* _DESCRIPTION OF THE TASK_
Work out how many lines in the entries below include the word "Geolocation", and give only that figure.

* _MATERIAL SHOWN_
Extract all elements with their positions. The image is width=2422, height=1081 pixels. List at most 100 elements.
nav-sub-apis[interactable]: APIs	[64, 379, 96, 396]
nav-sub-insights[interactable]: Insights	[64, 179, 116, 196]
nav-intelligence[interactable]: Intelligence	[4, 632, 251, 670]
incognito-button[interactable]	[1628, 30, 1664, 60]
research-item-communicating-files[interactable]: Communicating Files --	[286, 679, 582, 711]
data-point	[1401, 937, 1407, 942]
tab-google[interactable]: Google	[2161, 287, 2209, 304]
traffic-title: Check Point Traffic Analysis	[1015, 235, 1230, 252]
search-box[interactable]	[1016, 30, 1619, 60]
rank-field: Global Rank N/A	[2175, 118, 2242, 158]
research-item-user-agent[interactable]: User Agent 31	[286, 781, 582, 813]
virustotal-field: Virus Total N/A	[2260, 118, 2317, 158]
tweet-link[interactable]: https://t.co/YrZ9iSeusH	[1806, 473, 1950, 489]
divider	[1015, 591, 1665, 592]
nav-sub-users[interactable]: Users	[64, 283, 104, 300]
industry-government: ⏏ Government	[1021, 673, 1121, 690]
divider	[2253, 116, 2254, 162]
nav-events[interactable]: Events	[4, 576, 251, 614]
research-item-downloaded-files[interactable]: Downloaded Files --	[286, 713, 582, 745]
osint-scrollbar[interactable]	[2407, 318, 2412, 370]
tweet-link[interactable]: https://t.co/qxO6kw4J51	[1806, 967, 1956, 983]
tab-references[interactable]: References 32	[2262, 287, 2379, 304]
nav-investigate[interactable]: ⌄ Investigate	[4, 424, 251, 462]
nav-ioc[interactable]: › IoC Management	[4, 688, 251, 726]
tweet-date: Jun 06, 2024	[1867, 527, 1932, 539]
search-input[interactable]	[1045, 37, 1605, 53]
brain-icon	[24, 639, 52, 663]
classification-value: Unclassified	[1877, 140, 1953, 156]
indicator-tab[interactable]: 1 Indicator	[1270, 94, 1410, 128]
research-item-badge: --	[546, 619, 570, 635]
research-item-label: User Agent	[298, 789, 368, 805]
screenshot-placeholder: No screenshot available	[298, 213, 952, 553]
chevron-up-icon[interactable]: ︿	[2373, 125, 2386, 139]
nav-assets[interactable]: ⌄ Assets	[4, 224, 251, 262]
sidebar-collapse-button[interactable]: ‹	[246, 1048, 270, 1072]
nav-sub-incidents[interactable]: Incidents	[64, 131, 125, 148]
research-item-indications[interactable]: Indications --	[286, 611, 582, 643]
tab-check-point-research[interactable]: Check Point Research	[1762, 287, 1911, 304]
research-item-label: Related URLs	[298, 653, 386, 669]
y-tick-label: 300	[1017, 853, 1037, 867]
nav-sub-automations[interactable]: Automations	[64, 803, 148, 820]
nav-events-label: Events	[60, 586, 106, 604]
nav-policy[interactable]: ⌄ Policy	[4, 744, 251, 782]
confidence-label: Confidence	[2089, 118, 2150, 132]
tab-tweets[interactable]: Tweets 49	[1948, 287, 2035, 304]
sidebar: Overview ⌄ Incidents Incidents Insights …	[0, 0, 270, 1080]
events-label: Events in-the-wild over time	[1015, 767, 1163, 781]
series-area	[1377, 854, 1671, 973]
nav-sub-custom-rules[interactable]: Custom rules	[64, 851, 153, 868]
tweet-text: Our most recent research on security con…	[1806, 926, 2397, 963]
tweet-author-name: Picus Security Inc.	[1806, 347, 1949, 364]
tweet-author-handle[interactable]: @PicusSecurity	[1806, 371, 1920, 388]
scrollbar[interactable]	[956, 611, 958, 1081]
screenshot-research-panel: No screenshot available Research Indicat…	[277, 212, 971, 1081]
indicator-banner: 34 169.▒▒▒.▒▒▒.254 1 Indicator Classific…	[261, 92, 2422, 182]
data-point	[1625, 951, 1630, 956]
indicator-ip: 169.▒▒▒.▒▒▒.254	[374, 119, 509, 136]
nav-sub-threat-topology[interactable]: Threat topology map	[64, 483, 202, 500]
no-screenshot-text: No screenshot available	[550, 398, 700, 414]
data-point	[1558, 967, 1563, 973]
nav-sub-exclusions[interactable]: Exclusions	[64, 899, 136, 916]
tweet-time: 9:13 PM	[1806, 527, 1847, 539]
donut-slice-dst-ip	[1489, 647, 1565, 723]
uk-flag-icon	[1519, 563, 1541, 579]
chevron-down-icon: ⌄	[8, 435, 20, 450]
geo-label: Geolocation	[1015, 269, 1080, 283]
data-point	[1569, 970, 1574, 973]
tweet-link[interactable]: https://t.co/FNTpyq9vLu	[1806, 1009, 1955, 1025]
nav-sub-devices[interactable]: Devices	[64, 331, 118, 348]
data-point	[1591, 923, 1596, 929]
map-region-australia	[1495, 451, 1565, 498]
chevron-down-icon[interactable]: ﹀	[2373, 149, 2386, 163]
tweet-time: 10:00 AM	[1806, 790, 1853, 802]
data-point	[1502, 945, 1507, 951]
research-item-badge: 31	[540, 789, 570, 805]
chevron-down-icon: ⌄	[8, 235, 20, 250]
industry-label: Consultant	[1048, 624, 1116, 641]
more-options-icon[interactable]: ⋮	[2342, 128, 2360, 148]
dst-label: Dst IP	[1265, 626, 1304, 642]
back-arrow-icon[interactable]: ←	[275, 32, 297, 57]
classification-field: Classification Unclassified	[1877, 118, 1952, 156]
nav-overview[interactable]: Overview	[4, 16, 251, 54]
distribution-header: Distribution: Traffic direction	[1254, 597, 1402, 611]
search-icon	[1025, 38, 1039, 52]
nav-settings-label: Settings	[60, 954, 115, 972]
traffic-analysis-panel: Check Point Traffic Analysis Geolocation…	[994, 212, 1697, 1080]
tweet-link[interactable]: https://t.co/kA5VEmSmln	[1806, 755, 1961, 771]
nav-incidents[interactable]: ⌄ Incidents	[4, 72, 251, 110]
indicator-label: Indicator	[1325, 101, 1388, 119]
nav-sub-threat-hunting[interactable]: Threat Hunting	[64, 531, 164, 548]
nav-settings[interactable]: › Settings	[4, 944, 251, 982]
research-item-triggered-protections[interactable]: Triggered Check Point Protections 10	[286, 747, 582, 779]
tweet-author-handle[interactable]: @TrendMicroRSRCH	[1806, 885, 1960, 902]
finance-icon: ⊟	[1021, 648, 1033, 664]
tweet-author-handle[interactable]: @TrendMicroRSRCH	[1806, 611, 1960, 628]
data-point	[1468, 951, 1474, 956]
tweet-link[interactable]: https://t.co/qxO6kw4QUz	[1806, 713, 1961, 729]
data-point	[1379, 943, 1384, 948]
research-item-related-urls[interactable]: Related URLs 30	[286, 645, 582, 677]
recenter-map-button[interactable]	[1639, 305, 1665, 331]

* _SOLVED EXERCISE_
2